▶ [Problem to work on] Extract every line that contains the string "photo".
** start of Items **
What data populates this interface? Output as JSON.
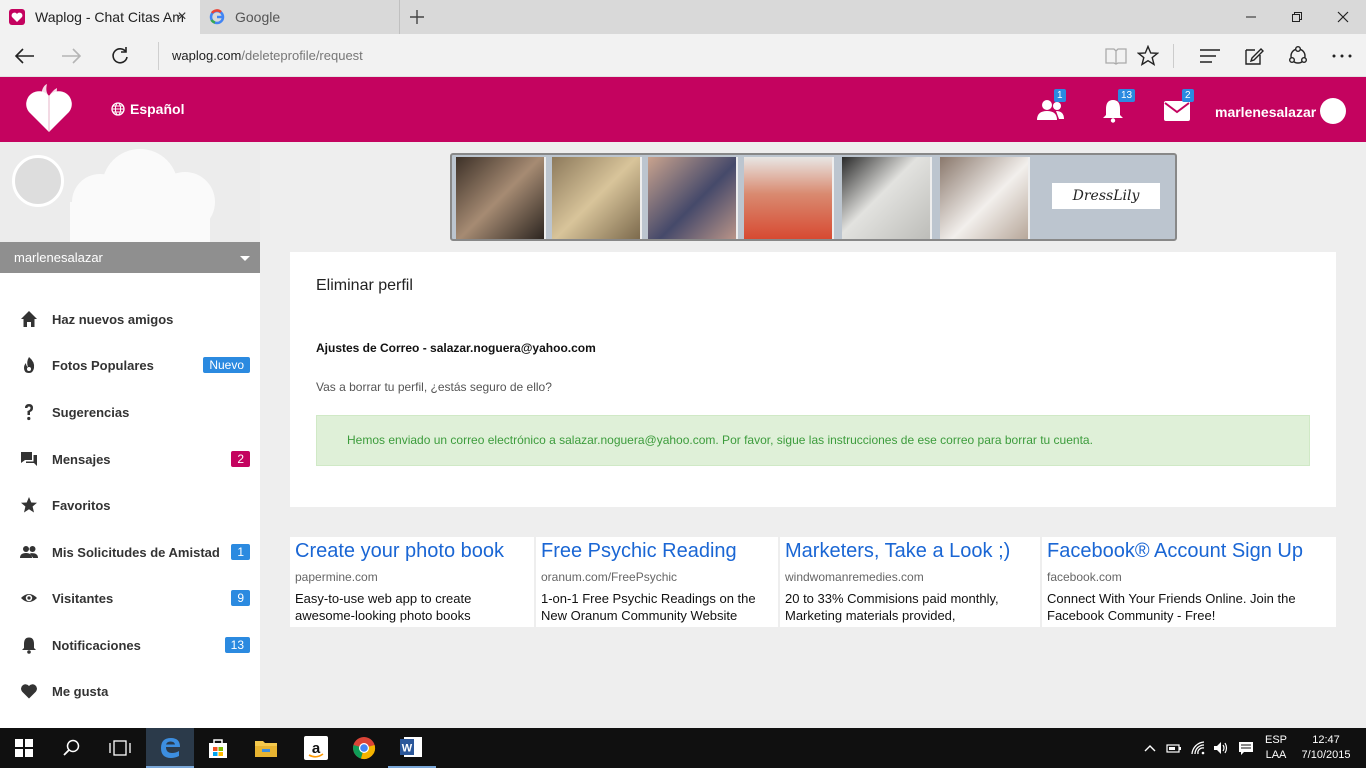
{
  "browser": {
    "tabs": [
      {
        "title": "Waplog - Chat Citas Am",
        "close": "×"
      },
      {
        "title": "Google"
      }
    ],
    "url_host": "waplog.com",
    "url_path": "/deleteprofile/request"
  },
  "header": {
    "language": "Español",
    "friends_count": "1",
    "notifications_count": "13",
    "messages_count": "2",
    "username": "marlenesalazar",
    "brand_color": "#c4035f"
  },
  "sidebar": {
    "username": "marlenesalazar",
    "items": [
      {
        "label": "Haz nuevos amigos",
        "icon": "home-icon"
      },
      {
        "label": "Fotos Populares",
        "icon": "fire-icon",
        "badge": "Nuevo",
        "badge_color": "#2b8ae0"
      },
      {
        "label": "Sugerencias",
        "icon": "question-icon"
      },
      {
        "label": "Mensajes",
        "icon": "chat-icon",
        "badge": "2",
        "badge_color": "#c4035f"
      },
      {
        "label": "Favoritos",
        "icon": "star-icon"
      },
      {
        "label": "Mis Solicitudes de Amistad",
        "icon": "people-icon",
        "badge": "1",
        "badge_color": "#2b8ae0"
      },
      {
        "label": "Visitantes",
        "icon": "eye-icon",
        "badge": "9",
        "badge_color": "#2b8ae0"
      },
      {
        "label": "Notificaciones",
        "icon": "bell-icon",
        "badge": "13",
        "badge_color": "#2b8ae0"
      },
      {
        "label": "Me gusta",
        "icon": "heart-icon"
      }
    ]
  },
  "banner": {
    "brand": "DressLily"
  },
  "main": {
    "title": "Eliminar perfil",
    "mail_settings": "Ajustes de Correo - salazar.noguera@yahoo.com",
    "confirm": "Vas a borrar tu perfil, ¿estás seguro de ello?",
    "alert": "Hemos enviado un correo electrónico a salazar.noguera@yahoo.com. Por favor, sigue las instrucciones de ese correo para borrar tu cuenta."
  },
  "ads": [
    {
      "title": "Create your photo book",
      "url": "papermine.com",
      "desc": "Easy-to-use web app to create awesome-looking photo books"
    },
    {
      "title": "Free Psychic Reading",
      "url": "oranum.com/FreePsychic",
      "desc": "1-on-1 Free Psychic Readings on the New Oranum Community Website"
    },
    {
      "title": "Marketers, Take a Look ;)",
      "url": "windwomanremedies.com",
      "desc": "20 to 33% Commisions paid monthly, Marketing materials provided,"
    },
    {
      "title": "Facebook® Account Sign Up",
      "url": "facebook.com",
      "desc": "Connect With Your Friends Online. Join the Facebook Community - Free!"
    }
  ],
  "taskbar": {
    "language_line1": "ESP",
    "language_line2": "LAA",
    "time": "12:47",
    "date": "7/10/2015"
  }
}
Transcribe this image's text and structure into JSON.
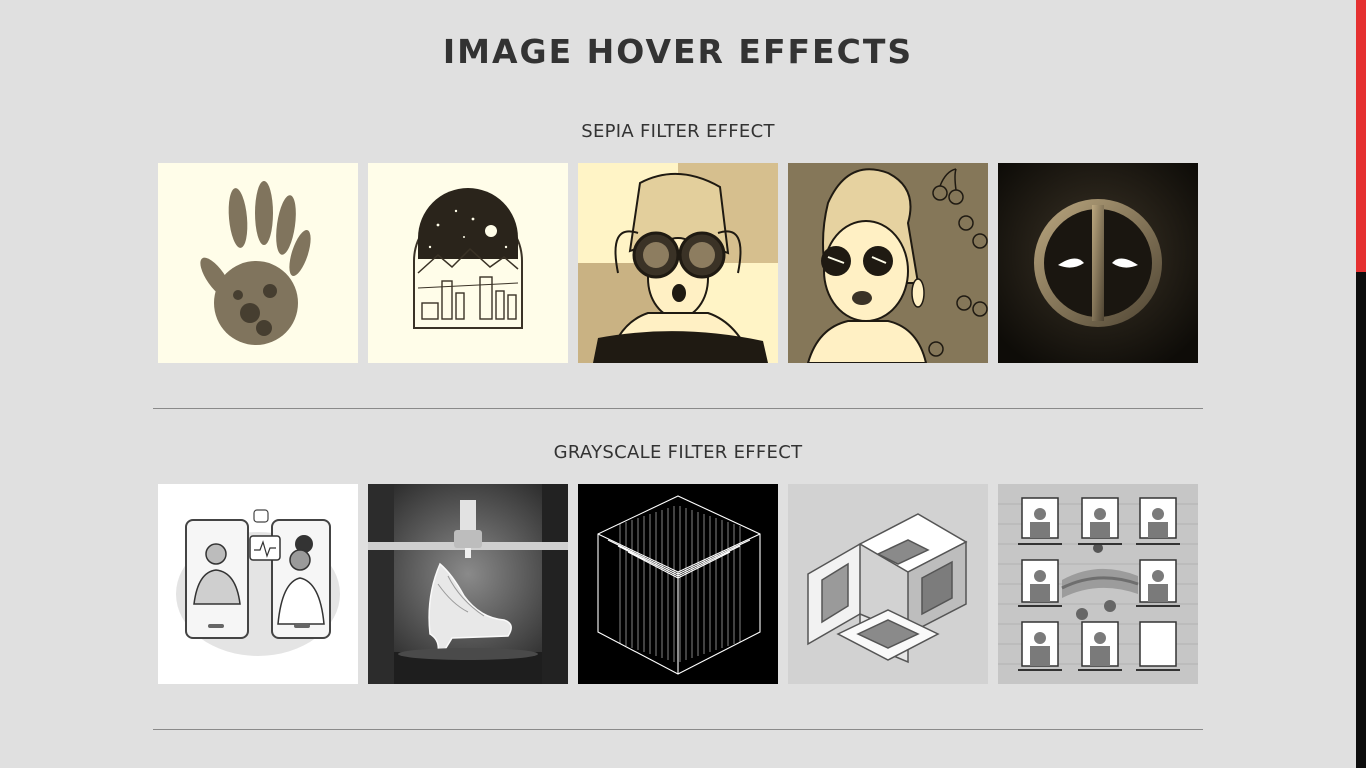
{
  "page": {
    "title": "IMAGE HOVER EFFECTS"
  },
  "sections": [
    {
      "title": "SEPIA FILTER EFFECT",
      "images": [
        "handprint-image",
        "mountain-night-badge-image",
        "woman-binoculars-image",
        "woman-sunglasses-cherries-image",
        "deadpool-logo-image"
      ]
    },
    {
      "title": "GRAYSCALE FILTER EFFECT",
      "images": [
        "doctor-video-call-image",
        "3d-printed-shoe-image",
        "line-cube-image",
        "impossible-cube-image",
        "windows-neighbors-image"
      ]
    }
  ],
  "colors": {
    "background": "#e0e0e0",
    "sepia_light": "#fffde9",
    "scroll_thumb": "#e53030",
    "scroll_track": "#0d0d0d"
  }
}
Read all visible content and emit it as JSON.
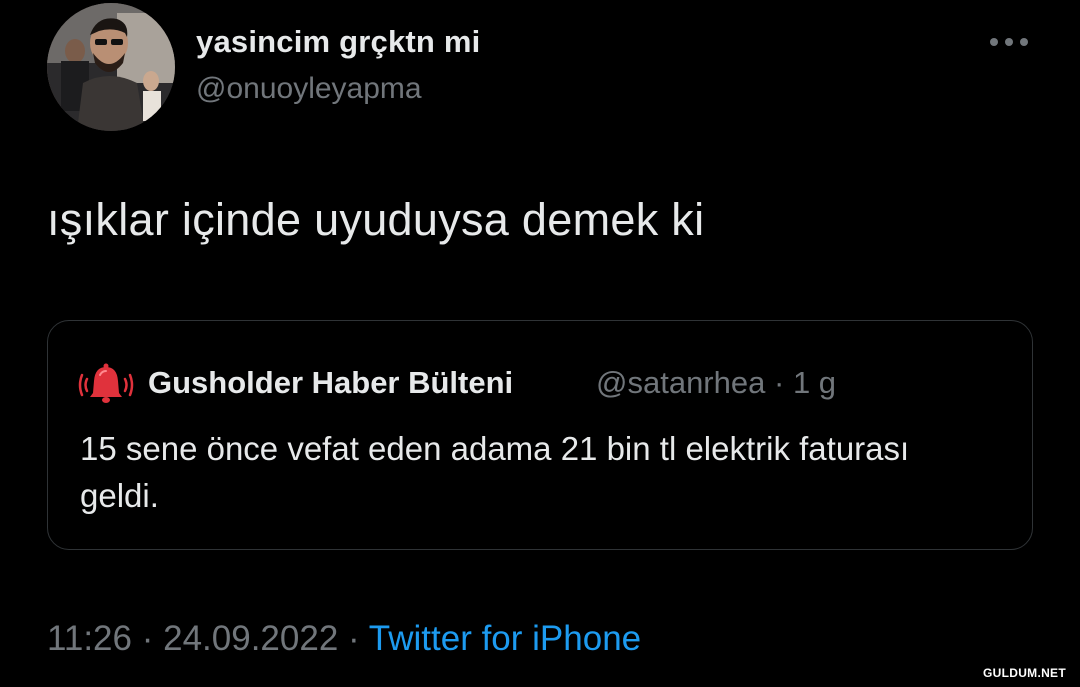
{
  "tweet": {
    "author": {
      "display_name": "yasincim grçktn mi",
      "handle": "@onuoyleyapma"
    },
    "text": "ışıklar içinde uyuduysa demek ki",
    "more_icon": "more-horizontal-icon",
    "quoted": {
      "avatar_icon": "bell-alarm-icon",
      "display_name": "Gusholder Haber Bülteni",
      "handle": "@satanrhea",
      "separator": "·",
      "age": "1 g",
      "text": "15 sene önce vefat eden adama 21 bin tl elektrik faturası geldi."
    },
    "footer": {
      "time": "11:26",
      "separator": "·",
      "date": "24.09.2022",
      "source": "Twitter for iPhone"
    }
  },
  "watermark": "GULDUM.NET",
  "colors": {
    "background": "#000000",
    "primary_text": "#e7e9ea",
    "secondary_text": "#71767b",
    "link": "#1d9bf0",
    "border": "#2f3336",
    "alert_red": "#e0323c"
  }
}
** end of Items **
▶ [Response]
      "title": "Create your photo book",
      "desc": "Easy-to-use web app to create awesome-looking photo books"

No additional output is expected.